Textauszug
Gleich drei Neuerscheinungen widmen sich aus unterschiedlichen Perspektiven einer Epoche, deren gewaltige Kathdralen bis heute faszinieren: Jürgen Kaiser porträtiert die "Gotik im Rheinland", Martin Papirowski und Susanne Spröer widmen sich den "Giganten der Gotik". Stephan Gasser, Katharina Simon-Muscheid und Alain Fretz untersuchen "Die Freiburger Skulptur des 16. Jahrhunderts".

Von Beatrix Novy | 26.12.2011
    Als die Gotik noch nicht Gotik hieß, standen ihre Kirchen und Kathedralen mittendrin im Leben. Metzger wetzten ihre Messer an ihren Steinen, Händler bauten ihre Läden und Hütten an und um sie herum. Achteten die Leute, die am Fuß eines gotischen Doms die Marktstände besuchten, auf die unerhörte Konstruktion aus Stützen und Streben, die das Bauwerk umgab? Bewunderten sie die Feinheit und Fragilität, die Baukunst, die ungeheure Lasten ableitete und enorme Bauhöhen ermöglichte? Oder sahen sie nur grauen Stein, blinde Fenster – zog also alles sie hinein, erst zum reich geschmückten Portal, dann nach innen, wo sie der Vorschein des Paradieses erwartete? Die Romanik hatte dicke Mauern gebaut,

    "… so dick, dass sie auch ein Tonnengewölbe tragen."

    Erklärt der Theologe Arnold Agenendt, der am Buch "Giganten der Gotik" mitarbeitete.

    "Jetzt geht die Gotik hin und sagt, nein, ich baue ein Strukturwerk, ich schaue genau, wo die Kraftlinien verlaufen, das fange ich auf durch ein architektonisches Strukturwerk, mit Schwibbögen und so weiter, und da kann ich die Wände weglassen. Nicht nur aus Baulust, sondern ich kann damit eine ganz neue Idee verwirklichen: die Hoffnung auf das Himmlische Jerusalem, in der Offenbarung des Johannes ist das die Stadt aus dem Himmel, aus Glas, mit goldenen Straßen, 12 Toren, in der Mitte der Altar – die Himmelstadt!"

    Und kein Buch über den Kirchenbau der Gotik versäumt es, sich in die Gemüter der mittelalterlichen Menschen hineinzuversetzen, denen beim Eintreten in einen der großen Dome die unverwöhnten Sinne geschwunden sein müssen. Aus "niedriger Häuser dumpfen Gemächern" kamen sie ja, gewöhnt an erdfarbene Stoffe, lehmige Wände, enge Gassen.

    "Giganten der Gotik"
    Diesen Punkt der mittelalterlichen Lebenswirklichkeit berührt immer wieder das Buch "Giganten der Gotik" von Martin Papirowski und Susanne Spröer, ein Gemeinschaftsprojekt des DuMont Buchverlags und der ARD. Ein Buch zum Film, das erzählt und erklärt.

Bereitgestellte Daten
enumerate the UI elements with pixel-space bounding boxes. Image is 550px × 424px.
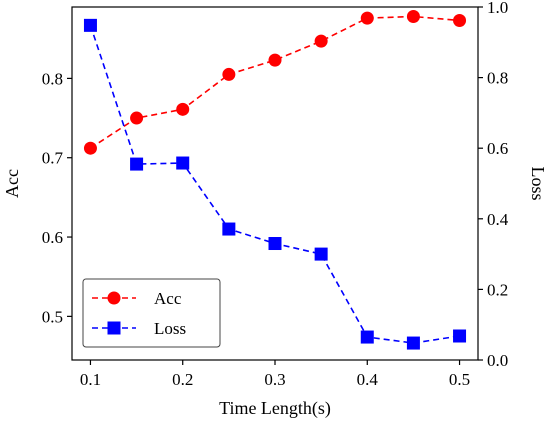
y-left-tick-label: 0.5 — [42, 307, 63, 326]
x-tick-label: 0.2 — [172, 370, 193, 389]
legend-label-loss: Loss — [154, 319, 186, 338]
data-point-loss — [176, 156, 190, 170]
y-right-tick-label: 0.0 — [487, 351, 508, 370]
series-line-acc — [90, 15, 460, 149]
data-point-loss — [130, 157, 144, 171]
data-point-loss — [406, 336, 420, 350]
data-point-acc — [222, 67, 236, 81]
y-right-tick-label: 0.4 — [487, 210, 509, 229]
x-tick-label: 0.1 — [80, 370, 101, 389]
y-axis-left-label: Acc — [2, 169, 22, 198]
y-left-tick-label: 0.8 — [42, 69, 63, 88]
data-point-acc — [268, 53, 282, 67]
data-point-acc — [360, 11, 374, 25]
y-left-tick-label: 0.7 — [42, 149, 64, 168]
data-point-loss — [360, 330, 374, 344]
data-point-loss — [453, 329, 467, 343]
legend-marker-loss — [107, 321, 121, 335]
series-loss — [83, 18, 467, 350]
legend-label-acc: Acc — [154, 289, 182, 308]
data-point-loss — [268, 237, 282, 251]
legend-marker-acc — [107, 291, 121, 305]
data-point-acc — [314, 34, 328, 48]
data-point-acc — [130, 111, 144, 125]
y-right-tick-label: 1.0 — [487, 0, 508, 17]
x-tick-label: 0.3 — [264, 370, 285, 389]
data-point-loss — [314, 247, 328, 261]
legend-box — [82, 278, 221, 348]
x-axis-label: Time Length(s) — [219, 398, 331, 419]
y-axis-right-label: Loss — [528, 166, 548, 200]
data-point-acc — [83, 141, 97, 155]
y-right-tick-label: 0.8 — [487, 69, 508, 88]
y-left-tick-label: 0.6 — [42, 228, 63, 247]
data-point-acc — [453, 13, 467, 27]
ticks-layer: 0.1 0.2 0.3 0.4 0.5 0.5 0.6 0.7 0.8 0.0 0.2 0.4 0.6 0… — [42, 0, 509, 389]
data-point-acc — [406, 10, 420, 24]
series-acc — [83, 10, 467, 155]
x-tick-label: 0.5 — [449, 370, 470, 389]
legend: Acc Loss — [82, 278, 221, 348]
data-point-loss — [83, 18, 97, 32]
y-right-tick-label: 0.2 — [487, 280, 508, 299]
data-point-loss — [222, 222, 236, 236]
x-tick-label: 0.4 — [357, 370, 379, 389]
data-point-acc — [176, 102, 190, 116]
series-layer — [83, 10, 467, 350]
y-right-tick-label: 0.6 — [487, 139, 508, 158]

Aufgabenstellung
Wiederhole aus dem obigen Text über gotische Kathedralen wortgetreu den Abschnitt von „Und kein Buch“ bis einschließlich „erzählt und erklärt.“.

Schriftliche Antwort
Und kein Buch über den Kirchenbau der Gotik versäumt es, sich in die Gemüter der mittelalterlichen Menschen hineinzuversetzen, denen beim Eintreten in einen der großen Dome die unverwöhnten Sinne geschwunden sein müssen. Aus "niedriger Häuser dumpfen Gemächern" kamen sie ja, gewöhnt an erdfarbene Stoffe, lehmige Wände, enge Gassen.

    "Giganten der Gotik"
    Diesen Punkt der mittelalterlichen Lebenswirklichkeit berührt immer wieder das Buch "Giganten der Gotik" von Martin Papirowski und Susanne Spröer, ein Gemeinschaftsprojekt des DuMont Buchverlags und der ARD. Ein Buch zum Film, das erzählt und erklärt.